What follows is a listing; restate every line of it word for word.

──────── Exercise material

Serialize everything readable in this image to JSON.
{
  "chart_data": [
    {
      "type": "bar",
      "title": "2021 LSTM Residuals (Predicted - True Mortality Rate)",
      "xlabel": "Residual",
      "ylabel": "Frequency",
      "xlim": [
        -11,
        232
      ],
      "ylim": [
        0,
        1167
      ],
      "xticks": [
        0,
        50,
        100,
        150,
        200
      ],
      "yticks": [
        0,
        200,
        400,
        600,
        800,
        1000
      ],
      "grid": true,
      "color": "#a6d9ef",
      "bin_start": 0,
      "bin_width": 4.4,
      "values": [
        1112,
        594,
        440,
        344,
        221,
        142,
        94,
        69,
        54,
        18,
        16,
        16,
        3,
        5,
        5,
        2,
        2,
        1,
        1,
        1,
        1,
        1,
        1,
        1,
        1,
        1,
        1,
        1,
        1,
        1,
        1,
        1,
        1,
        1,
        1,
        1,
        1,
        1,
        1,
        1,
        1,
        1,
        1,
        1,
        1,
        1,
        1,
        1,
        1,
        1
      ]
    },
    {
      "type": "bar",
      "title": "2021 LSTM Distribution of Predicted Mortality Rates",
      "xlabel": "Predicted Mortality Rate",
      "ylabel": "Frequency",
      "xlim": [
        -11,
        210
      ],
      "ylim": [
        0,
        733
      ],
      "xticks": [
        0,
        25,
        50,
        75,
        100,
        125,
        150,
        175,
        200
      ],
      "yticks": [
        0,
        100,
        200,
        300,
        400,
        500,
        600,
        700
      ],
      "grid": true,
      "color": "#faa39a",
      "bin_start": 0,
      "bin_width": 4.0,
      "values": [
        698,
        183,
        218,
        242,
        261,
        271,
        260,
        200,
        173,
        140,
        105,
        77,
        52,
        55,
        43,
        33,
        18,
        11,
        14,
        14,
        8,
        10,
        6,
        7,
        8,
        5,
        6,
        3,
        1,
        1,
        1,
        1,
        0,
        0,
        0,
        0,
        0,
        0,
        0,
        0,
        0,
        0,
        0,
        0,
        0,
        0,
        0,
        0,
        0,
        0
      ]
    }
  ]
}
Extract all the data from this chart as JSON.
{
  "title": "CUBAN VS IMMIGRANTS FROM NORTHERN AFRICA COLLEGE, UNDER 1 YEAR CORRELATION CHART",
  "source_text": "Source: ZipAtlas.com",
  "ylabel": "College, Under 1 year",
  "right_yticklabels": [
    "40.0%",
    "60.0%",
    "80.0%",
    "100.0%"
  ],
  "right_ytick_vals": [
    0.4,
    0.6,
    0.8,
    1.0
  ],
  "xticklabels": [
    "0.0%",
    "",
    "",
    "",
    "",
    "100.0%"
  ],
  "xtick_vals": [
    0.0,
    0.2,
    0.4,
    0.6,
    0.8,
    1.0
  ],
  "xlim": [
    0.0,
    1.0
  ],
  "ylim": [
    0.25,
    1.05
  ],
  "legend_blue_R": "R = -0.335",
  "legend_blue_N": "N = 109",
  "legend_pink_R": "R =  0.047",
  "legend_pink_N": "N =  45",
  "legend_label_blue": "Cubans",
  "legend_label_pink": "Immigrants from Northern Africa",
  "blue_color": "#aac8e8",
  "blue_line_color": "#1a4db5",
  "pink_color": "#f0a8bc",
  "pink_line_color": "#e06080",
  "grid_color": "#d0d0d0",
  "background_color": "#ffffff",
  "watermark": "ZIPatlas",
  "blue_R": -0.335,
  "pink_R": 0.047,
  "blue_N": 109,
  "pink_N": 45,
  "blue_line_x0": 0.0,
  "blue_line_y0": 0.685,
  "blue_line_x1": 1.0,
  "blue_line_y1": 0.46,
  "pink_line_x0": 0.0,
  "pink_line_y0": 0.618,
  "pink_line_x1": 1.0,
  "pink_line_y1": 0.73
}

────────────────

__Written solution__
Serialize everything readable in this image to JSON.
{
  "chart_data": [
    {
      "type": "bar",
      "title": "2021 LSTM Residuals (Predicted - True Mortality Rate)",
      "xlabel": "Residual",
      "ylabel": "Frequency",
      "xlim": [
        -11,
        232
      ],
      "ylim": [
        0,
        1167
      ],
      "xticks": [
        0,
        50,
        100,
        150,
        200
      ],
      "yticks": [
        0,
        200,
        400,
        600,
        800,
        1000
      ],
      "grid": true,
      "color": "#a6d9ef",
      "bin_start": 0,
      "bin_width": 4.4,
      "values": [
        1112,
        594,
        440,
        344,
        221,
        142,
        94,
        69,
        54,
        18,
        16,
        16,
        3,
        5,
        5,
        2,
        2,
        1,
        1,
        1,
        1,
        1,
        1,
        1,
        1,
        1,
        1,
        1,
        1,
        1,
        1,
        1,
        1,
        1,
        1,
        1,
        1,
        1,
        1,
        1,
        1,
        1,
        1,
        1,
        1,
        1,
        1,
        1,
        1,
        1
      ]
    },
    {
      "type": "bar",
      "title": "2021 LSTM Distribution of Predicted Mortality Rates",
      "xlabel": "Predicted Mortality Rate",
      "ylabel": "Frequency",
      "xlim": [
        -11,
        210
      ],
      "ylim": [
        0,
        733
      ],
      "xticks": [
        0,
        25,
        50,
        75,
        100,
        125,
        150,
        175,
        200
      ],
      "yticks": [
        0,
        100,
        200,
        300,
        400,
        500,
        600,
        700
      ],
      "grid": true,
      "color": "#faa39a",
      "bin_start": 0,
      "bin_width": 4.0,
      "values": [
        698,
        183,
        218,
        242,
        261,
        271,
        260,
        200,
        173,
        140,
        105,
        77,
        52,
        55,
        43,
        33,
        18,
        11,
        14,
        14,
        8,
        10,
        6,
        7,
        8,
        5,
        6,
        3,
        1,
        1,
        1,
        1,
        0,
        0,
        0,
        0,
        0,
        0,
        0,
        0,
        0,
        0,
        0,
        0,
        0,
        0,
        0,
        0,
        0,
        0
      ]
    }
  ]
}
Extract all the data from this chart as JSON.
{
  "title": "CUBAN VS IMMIGRANTS FROM NORTHERN AFRICA COLLEGE, UNDER 1 YEAR CORRELATION CHART",
  "source_text": "Source: ZipAtlas.com",
  "ylabel": "College, Under 1 year",
  "right_yticklabels": [
    "40.0%",
    "60.0%",
    "80.0%",
    "100.0%"
  ],
  "right_ytick_vals": [
    0.4,
    0.6,
    0.8,
    1.0
  ],
  "xticklabels": [
    "0.0%",
    "",
    "",
    "",
    "",
    "100.0%"
  ],
  "xtick_vals": [
    0.0,
    0.2,
    0.4,
    0.6,
    0.8,
    1.0
  ],
  "xlim": [
    0.0,
    1.0
  ],
  "ylim": [
    0.25,
    1.05
  ],
  "legend_blue_R": "R = -0.335",
  "legend_blue_N": "N = 109",
  "legend_pink_R": "R =  0.047",
  "legend_pink_N": "N =  45",
  "legend_label_blue": "Cubans",
  "legend_label_pink": "Immigrants from Northern Africa",
  "blue_color": "#aac8e8",
  "blue_line_color": "#1a4db5",
  "pink_color": "#f0a8bc",
  "pink_line_color": "#e06080",
  "grid_color": "#d0d0d0",
  "background_color": "#ffffff",
  "watermark": "ZIPatlas",
  "blue_R": -0.335,
  "pink_R": 0.047,
  "blue_N": 109,
  "pink_N": 45,
  "blue_line_x0": 0.0,
  "blue_line_y0": 0.685,
  "blue_line_x1": 1.0,
  "blue_line_y1": 0.46,
  "pink_line_x0": 0.0,
  "pink_line_y0": 0.618,
  "pink_line_x1": 1.0,
  "pink_line_y1": 0.73
}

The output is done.